Layout annotation data
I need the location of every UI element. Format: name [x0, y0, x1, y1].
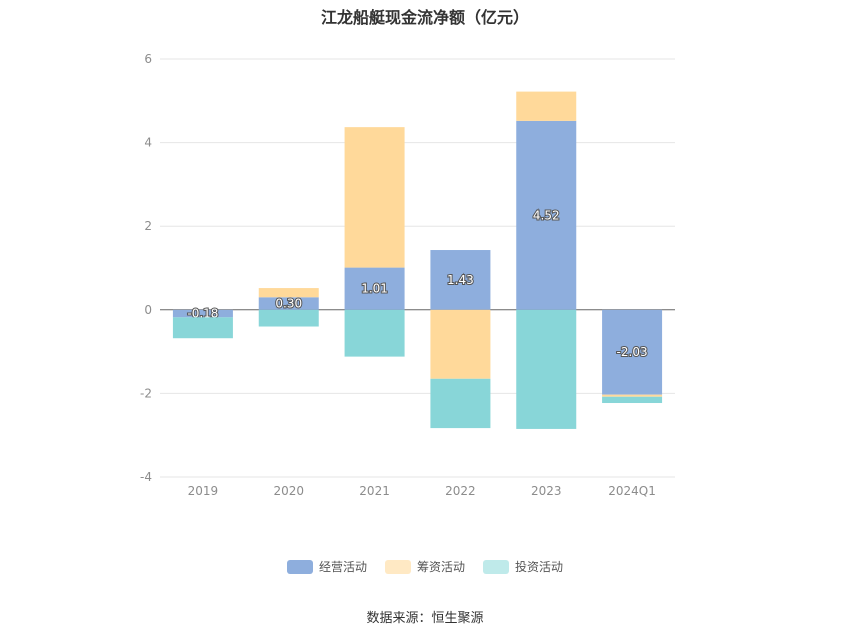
bar-operating — [516, 120, 577, 310]
legend-label-operating: 经营活动 — [318, 560, 367, 574]
bar-operating — [172, 309, 233, 318]
bar-investing — [258, 309, 319, 327]
legend-swatch-investing — [483, 559, 509, 574]
chart-legend: 经营活动 筹资活动 投资活动 — [0, 558, 850, 575]
legend-label-financing: 筹资活动 — [416, 560, 465, 574]
y-tick-label: 0 — [144, 303, 152, 317]
legend-swatch-operating — [286, 559, 313, 574]
bar-financing — [430, 309, 491, 379]
legend-item-financing[interactable]: 筹资活动 — [384, 558, 465, 575]
x-tick-label: 2023 — [531, 484, 562, 498]
bar-investing — [430, 378, 491, 429]
x-tick-label: 2024Q1 — [608, 484, 656, 498]
x-tick-label: 2021 — [359, 484, 390, 498]
data-label: 1.43 — [447, 273, 474, 287]
x-tick-label: 2020 — [273, 484, 304, 498]
y-tick-label: 6 — [144, 52, 152, 66]
data-label: -2.03 — [617, 345, 648, 359]
y-tick-label: -2 — [140, 386, 152, 400]
bar-financing — [258, 288, 319, 298]
data-label: 1.01 — [361, 282, 388, 296]
bar-financing — [602, 394, 663, 397]
bar-investing — [602, 396, 663, 404]
bar-operating — [430, 250, 491, 310]
legend-label-investing: 投资活动 — [515, 560, 564, 574]
chart-title: 江龙船艇现金流净额（亿元） — [320, 8, 529, 27]
y-tick-label: 2 — [144, 219, 152, 233]
bar-investing — [516, 309, 577, 429]
legend-swatch-financing — [384, 559, 411, 574]
bar-financing — [516, 91, 577, 121]
y-tick-label: 4 — [144, 136, 152, 150]
bar-operating — [602, 309, 663, 395]
x-tick-label: 2022 — [445, 484, 476, 498]
legend-item-investing[interactable]: 投资活动 — [483, 558, 563, 575]
bar-investing — [172, 317, 233, 339]
bar-investing — [344, 309, 405, 357]
x-tick-label: 2019 — [188, 484, 219, 498]
data-source-note: 数据来源：恒生聚源 — [366, 611, 484, 626]
bar-financing — [344, 127, 405, 268]
data-label: 0.30 — [275, 297, 302, 311]
legend-item-operating[interactable]: 经营活动 — [286, 558, 367, 575]
y-tick-label: -4 — [140, 470, 152, 484]
bar-operating — [258, 297, 319, 310]
data-label: 4.52 — [533, 208, 560, 222]
bar-operating — [344, 267, 405, 310]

[The exercise]: Please write out every line of the records above word for word, leaving out the pictures.

[Written solution]:
I need the location of every UI element. Format: name [x0, y0, x1, y1].
bar-operating — [516, 120, 577, 310]
legend-label-operating: 经营活动 — [318, 560, 367, 574]
bar-operating — [172, 309, 233, 318]
bar-investing — [258, 309, 319, 327]
legend-swatch-investing — [483, 559, 509, 574]
chart-legend: 经营活动 筹资活动 投资活动 — [0, 558, 850, 575]
legend-label-financing: 筹资活动 — [416, 560, 465, 574]
y-tick-label: 0 — [144, 303, 152, 317]
legend-swatch-operating — [286, 559, 313, 574]
bar-financing — [430, 309, 491, 379]
legend-item-financing[interactable]: 筹资活动 — [384, 558, 465, 575]
x-tick-label: 2023 — [531, 484, 562, 498]
bar-investing — [430, 378, 491, 429]
x-tick-label: 2024Q1 — [608, 484, 656, 498]
x-tick-label: 2021 — [359, 484, 390, 498]
data-label: 1.43 — [447, 273, 474, 287]
x-tick-label: 2020 — [273, 484, 304, 498]
y-tick-label: 6 — [144, 52, 152, 66]
data-label: -2.03 — [617, 345, 648, 359]
y-tick-label: -2 — [140, 386, 152, 400]
bar-financing — [258, 288, 319, 298]
data-label: 1.01 — [361, 282, 388, 296]
bar-financing — [602, 394, 663, 397]
bar-investing — [602, 396, 663, 404]
bar-operating — [430, 250, 491, 310]
legend-label-investing: 投资活动 — [515, 560, 564, 574]
chart-title: 江龙船艇现金流净额（亿元） — [320, 8, 529, 27]
y-tick-label: 2 — [144, 219, 152, 233]
bar-investing — [516, 309, 577, 429]
legend-swatch-financing — [384, 559, 411, 574]
bar-financing — [516, 91, 577, 121]
y-tick-label: 4 — [144, 136, 152, 150]
bar-operating — [602, 309, 663, 395]
x-tick-label: 2022 — [445, 484, 476, 498]
legend-item-investing[interactable]: 投资活动 — [483, 558, 563, 575]
bar-investing — [172, 317, 233, 339]
bar-investing — [344, 309, 405, 357]
x-tick-label: 2019 — [188, 484, 219, 498]
data-source-note: 数据来源：恒生聚源 — [366, 611, 484, 626]
bar-financing — [344, 127, 405, 268]
data-label: 0.30 — [275, 297, 302, 311]
legend-item-operating[interactable]: 经营活动 — [286, 558, 367, 575]
y-tick-label: -4 — [140, 470, 152, 484]
bar-operating — [258, 297, 319, 310]
data-label: 4.52 — [533, 208, 560, 222]
bar-operating — [344, 267, 405, 310]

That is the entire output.